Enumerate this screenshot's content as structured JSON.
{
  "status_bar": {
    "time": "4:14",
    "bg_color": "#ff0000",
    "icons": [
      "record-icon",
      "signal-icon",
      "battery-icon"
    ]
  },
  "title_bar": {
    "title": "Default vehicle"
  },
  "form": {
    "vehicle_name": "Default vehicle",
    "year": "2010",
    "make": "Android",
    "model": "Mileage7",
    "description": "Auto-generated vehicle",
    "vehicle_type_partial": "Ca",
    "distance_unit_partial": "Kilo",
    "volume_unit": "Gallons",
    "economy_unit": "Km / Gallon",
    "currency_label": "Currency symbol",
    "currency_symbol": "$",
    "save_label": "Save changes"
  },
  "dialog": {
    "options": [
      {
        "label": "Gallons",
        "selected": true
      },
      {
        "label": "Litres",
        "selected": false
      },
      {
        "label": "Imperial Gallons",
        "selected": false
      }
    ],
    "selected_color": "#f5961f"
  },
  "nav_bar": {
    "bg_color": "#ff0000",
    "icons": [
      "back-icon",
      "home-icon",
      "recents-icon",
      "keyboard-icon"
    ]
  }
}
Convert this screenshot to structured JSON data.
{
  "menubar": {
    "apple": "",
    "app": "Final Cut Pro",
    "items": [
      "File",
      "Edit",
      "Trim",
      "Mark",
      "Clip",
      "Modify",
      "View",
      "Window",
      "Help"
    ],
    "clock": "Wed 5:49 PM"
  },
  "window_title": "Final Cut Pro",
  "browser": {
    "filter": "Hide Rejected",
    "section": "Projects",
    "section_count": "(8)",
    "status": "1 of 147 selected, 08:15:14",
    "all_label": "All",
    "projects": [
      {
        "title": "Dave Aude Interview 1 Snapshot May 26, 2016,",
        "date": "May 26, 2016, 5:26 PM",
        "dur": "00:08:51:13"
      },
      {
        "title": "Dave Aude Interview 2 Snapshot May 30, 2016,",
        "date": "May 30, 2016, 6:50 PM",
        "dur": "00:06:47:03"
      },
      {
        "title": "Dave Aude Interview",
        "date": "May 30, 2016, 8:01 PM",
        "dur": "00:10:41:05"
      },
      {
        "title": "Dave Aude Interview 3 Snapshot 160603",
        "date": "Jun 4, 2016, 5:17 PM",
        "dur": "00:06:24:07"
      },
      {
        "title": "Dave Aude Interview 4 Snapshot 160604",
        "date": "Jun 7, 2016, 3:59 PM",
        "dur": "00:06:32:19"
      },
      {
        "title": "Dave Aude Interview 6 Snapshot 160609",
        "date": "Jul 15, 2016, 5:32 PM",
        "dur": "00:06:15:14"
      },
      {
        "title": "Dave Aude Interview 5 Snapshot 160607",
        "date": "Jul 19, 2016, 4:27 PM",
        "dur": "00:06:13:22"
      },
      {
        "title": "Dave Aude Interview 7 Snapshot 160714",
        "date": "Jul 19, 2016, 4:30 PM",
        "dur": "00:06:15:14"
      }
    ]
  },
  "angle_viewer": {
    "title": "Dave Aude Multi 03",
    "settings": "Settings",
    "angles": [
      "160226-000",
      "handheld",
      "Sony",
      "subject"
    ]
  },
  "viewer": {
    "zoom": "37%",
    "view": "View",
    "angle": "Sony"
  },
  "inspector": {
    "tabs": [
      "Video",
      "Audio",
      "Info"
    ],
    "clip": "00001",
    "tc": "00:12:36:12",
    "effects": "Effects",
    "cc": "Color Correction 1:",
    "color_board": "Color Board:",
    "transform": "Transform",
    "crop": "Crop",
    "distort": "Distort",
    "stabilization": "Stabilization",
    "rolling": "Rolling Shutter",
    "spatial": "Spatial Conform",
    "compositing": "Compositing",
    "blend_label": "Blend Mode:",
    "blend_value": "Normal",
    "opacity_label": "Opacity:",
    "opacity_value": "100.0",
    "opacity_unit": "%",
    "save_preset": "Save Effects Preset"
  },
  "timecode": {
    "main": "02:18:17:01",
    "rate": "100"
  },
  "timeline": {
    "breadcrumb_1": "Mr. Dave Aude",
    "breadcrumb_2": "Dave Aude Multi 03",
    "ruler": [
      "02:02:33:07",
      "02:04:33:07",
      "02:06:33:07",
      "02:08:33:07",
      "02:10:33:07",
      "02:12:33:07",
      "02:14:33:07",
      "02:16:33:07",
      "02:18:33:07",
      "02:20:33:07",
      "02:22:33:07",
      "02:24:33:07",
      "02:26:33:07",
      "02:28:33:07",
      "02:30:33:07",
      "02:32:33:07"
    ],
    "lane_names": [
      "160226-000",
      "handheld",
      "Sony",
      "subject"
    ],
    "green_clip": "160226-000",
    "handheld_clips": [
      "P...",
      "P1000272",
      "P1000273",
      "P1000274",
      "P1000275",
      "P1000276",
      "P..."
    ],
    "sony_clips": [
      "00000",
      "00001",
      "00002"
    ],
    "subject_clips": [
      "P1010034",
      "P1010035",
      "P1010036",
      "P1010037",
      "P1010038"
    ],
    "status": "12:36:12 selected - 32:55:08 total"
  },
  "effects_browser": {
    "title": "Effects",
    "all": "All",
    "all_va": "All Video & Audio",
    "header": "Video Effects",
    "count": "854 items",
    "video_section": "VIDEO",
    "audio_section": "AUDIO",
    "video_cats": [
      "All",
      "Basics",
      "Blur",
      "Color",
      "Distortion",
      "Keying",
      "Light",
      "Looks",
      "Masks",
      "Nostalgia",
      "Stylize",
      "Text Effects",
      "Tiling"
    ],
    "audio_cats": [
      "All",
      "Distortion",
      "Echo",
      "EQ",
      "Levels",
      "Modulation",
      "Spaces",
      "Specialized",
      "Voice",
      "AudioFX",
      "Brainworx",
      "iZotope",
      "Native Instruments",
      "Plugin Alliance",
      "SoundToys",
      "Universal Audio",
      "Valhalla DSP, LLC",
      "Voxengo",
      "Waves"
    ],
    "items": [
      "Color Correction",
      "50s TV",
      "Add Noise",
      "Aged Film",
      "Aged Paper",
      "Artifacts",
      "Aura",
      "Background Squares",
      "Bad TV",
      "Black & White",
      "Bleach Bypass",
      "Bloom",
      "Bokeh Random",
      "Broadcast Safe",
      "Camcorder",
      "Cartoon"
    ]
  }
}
----------
### Description of the task
Each line that holds the word "Save" is to be copied.

### In response
    "save_label": "Save changes"
    "save_preset": "Save Effects Preset"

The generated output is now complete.